REQUIRED WORK.
Identify the lines holding "label" and copy them.

(Part of a data file)
★ ★ ★
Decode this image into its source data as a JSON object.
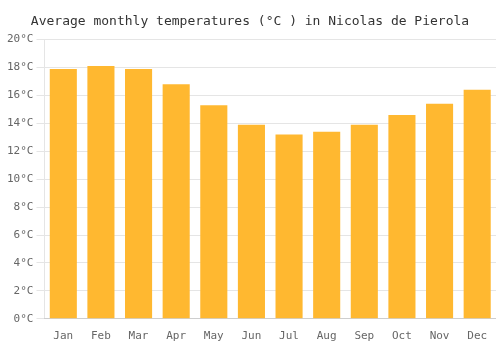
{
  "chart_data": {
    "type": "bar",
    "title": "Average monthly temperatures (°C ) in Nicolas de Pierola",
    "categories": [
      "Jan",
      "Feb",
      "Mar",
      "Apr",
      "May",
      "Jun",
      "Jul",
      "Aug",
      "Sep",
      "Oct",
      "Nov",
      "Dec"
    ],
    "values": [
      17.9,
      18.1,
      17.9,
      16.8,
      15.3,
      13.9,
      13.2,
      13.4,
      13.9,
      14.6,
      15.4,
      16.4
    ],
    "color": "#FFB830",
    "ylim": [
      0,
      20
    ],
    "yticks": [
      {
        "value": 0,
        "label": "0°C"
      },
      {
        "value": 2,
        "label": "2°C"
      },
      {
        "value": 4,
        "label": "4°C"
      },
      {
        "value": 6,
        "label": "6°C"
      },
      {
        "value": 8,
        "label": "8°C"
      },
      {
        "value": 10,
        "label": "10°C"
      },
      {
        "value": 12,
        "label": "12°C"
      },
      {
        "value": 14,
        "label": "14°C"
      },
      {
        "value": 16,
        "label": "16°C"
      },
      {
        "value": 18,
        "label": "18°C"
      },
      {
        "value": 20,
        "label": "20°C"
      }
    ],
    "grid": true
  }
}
★ ★ ★
WRITTEN SOLUTION.
        "label": "0°C"
        "label": "2°C"
        "label": "4°C"
        "label": "6°C"
        "label": "8°C"
        "label": "10°C"
        "label": "12°C"
        "label": "14°C"
        "label": "16°C"
        "label": "18°C"
        "label": "20°C"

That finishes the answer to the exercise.